■ Data records:
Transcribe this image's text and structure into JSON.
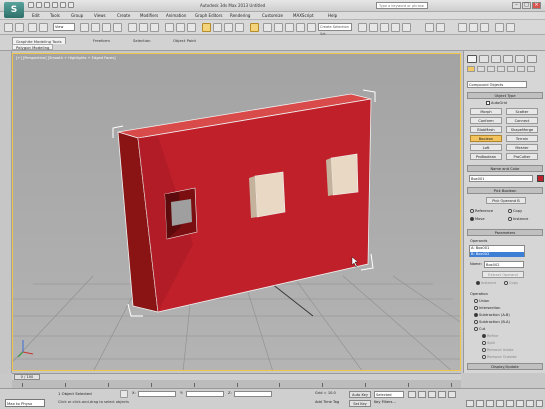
{
  "app": {
    "logo": "S",
    "title": "Autodesk 3ds Max 2013    Untitled",
    "search_placeholder": "Type a keyword or phrase"
  },
  "window_controls": [
    "–",
    "□",
    "×"
  ],
  "menu": [
    "Edit",
    "Tools",
    "Group",
    "Views",
    "Create",
    "Modifiers",
    "Animation",
    "Graph Editors",
    "Rendering",
    "Customize",
    "MAXScript",
    "Help"
  ],
  "toolbar": {
    "reference_coord": "View",
    "named_selection": "Create Selection Set"
  },
  "ribbon": {
    "tabs": [
      "Graphite Modeling Tools",
      "Freeform",
      "Selection",
      "Object Paint"
    ],
    "sub_tab": "Polygon Modeling"
  },
  "viewport": {
    "label": "[+] [Perspective] [Smooth + Highlights + Edged Faces]",
    "object_color": "#c0202a",
    "frame_color": "#f0c54a"
  },
  "command_panel": {
    "category": "Compound Objects",
    "object_type_title": "Object Type",
    "autogrid": "AutoGrid",
    "object_buttons": [
      [
        "Morph",
        "Scatter"
      ],
      [
        "Conform",
        "Connect"
      ],
      [
        "BlobMesh",
        "ShapeMerge"
      ],
      [
        "Boolean",
        "Terrain"
      ],
      [
        "Loft",
        "Mesher"
      ],
      [
        "ProBoolean",
        "ProCutter"
      ]
    ],
    "active_button": "Boolean",
    "name_color_title": "Name and Color",
    "object_name": "Box001",
    "pick_boolean_title": "Pick Boolean",
    "pick_operand": "Pick Operand B",
    "pick_modes": [
      "Reference",
      "Copy",
      "Move",
      "Instance"
    ],
    "parameters_title": "Parameters",
    "operands_label": "Operands",
    "operands": [
      "A: Box001",
      "B: Box002"
    ],
    "name_label": "Name:",
    "name_value": "Box002",
    "extract_operand": "Extract Operand",
    "extract_modes": [
      "Instance",
      "Copy"
    ],
    "operation_label": "Operation",
    "operations": [
      "Union",
      "Intersection",
      "Subtraction (A-B)",
      "Subtraction (B-A)",
      "Cut"
    ],
    "cut_modes": [
      "Refine",
      "Split",
      "Remove Inside",
      "Remove Outside"
    ],
    "display_update_title": "Display/Update",
    "display_label": "Display:",
    "display_modes": [
      "Result",
      "Operands"
    ]
  },
  "timeline": {
    "slider": "0 / 100",
    "ticks": [
      "0",
      "10",
      "20",
      "30",
      "40",
      "50",
      "60",
      "70",
      "80",
      "90",
      "100"
    ]
  },
  "status": {
    "script_listener": "Max to Physx",
    "selection": "1 Object Selected",
    "prompt": "Click or click-and-drag to select objects",
    "x_label": "X:",
    "y_label": "Y:",
    "z_label": "Z:",
    "grid": "Grid = 10.0",
    "add_time_tag": "Add Time Tag",
    "auto_key": "Auto Key",
    "set_key": "Set Key",
    "selected_drop": "Selected",
    "key_filters": "Key Filters..."
  }
}
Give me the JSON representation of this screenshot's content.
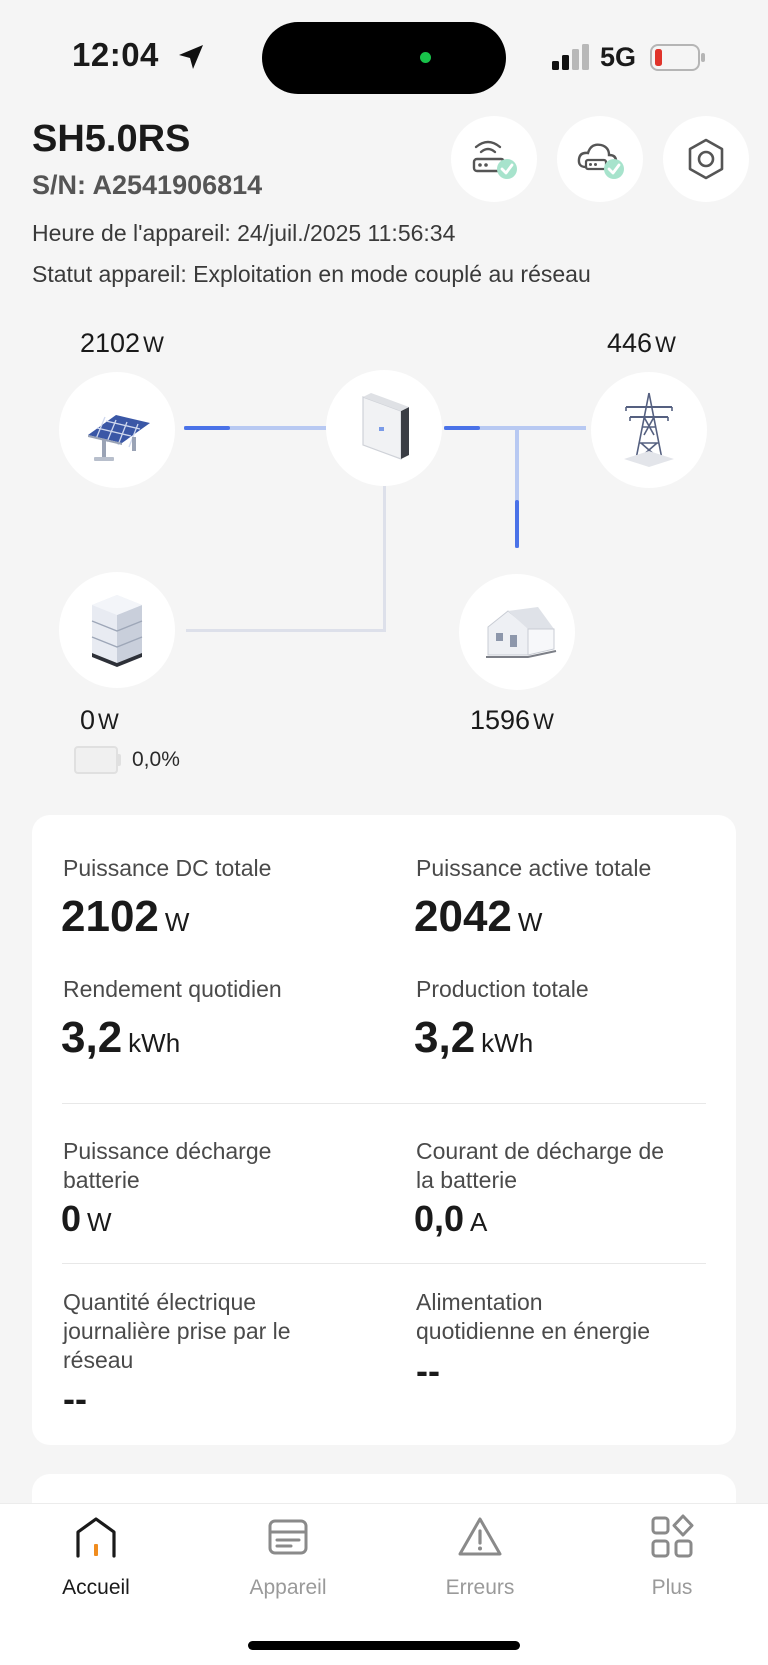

■ GIVEN INSTRUCTION:
Repeat the material above word for word and skip every image in it.

■ CORRECT OUTPUT:
Transcribe this image's text and structure into JSON.
{
  "app": {
    "logo": "S",
    "title": "Autodesk 3ds Max 2013    Untitled",
    "search_placeholder": "Type a keyword or phrase"
  },
  "window_controls": [
    "–",
    "□",
    "×"
  ],
  "menu": [
    "Edit",
    "Tools",
    "Group",
    "Views",
    "Create",
    "Modifiers",
    "Animation",
    "Graph Editors",
    "Rendering",
    "Customize",
    "MAXScript",
    "Help"
  ],
  "toolbar": {
    "reference_coord": "View",
    "named_selection": "Create Selection Set"
  },
  "ribbon": {
    "tabs": [
      "Graphite Modeling Tools",
      "Freeform",
      "Selection",
      "Object Paint"
    ],
    "sub_tab": "Polygon Modeling"
  },
  "viewport": {
    "label": "[+] [Perspective] [Smooth + Highlights + Edged Faces]",
    "object_color": "#c0202a",
    "frame_color": "#f0c54a"
  },
  "command_panel": {
    "category": "Compound Objects",
    "object_type_title": "Object Type",
    "autogrid": "AutoGrid",
    "object_buttons": [
      [
        "Morph",
        "Scatter"
      ],
      [
        "Conform",
        "Connect"
      ],
      [
        "BlobMesh",
        "ShapeMerge"
      ],
      [
        "Boolean",
        "Terrain"
      ],
      [
        "Loft",
        "Mesher"
      ],
      [
        "ProBoolean",
        "ProCutter"
      ]
    ],
    "active_button": "Boolean",
    "name_color_title": "Name and Color",
    "object_name": "Box001",
    "pick_boolean_title": "Pick Boolean",
    "pick_operand": "Pick Operand B",
    "pick_modes": [
      "Reference",
      "Copy",
      "Move",
      "Instance"
    ],
    "parameters_title": "Parameters",
    "operands_label": "Operands",
    "operands": [
      "A: Box001",
      "B: Box002"
    ],
    "name_label": "Name:",
    "name_value": "Box002",
    "extract_operand": "Extract Operand",
    "extract_modes": [
      "Instance",
      "Copy"
    ],
    "operation_label": "Operation",
    "operations": [
      "Union",
      "Intersection",
      "Subtraction (A-B)",
      "Subtraction (B-A)",
      "Cut"
    ],
    "cut_modes": [
      "Refine",
      "Split",
      "Remove Inside",
      "Remove Outside"
    ],
    "display_update_title": "Display/Update",
    "display_label": "Display:",
    "display_modes": [
      "Result",
      "Operands"
    ]
  },
  "timeline": {
    "slider": "0 / 100",
    "ticks": [
      "0",
      "10",
      "20",
      "30",
      "40",
      "50",
      "60",
      "70",
      "80",
      "90",
      "100"
    ]
  },
  "status": {
    "script_listener": "Max to Physx",
    "selection": "1 Object Selected",
    "prompt": "Click or click-and-drag to select objects",
    "x_label": "X:",
    "y_label": "Y:",
    "z_label": "Z:",
    "grid": "Grid = 10.0",
    "add_time_tag": "Add Time Tag",
    "auto_key": "Auto Key",
    "set_key": "Set Key",
    "selected_drop": "Selected",
    "key_filters": "Key Filters..."
  }
}
Give me the JSON representation of this screenshot's content.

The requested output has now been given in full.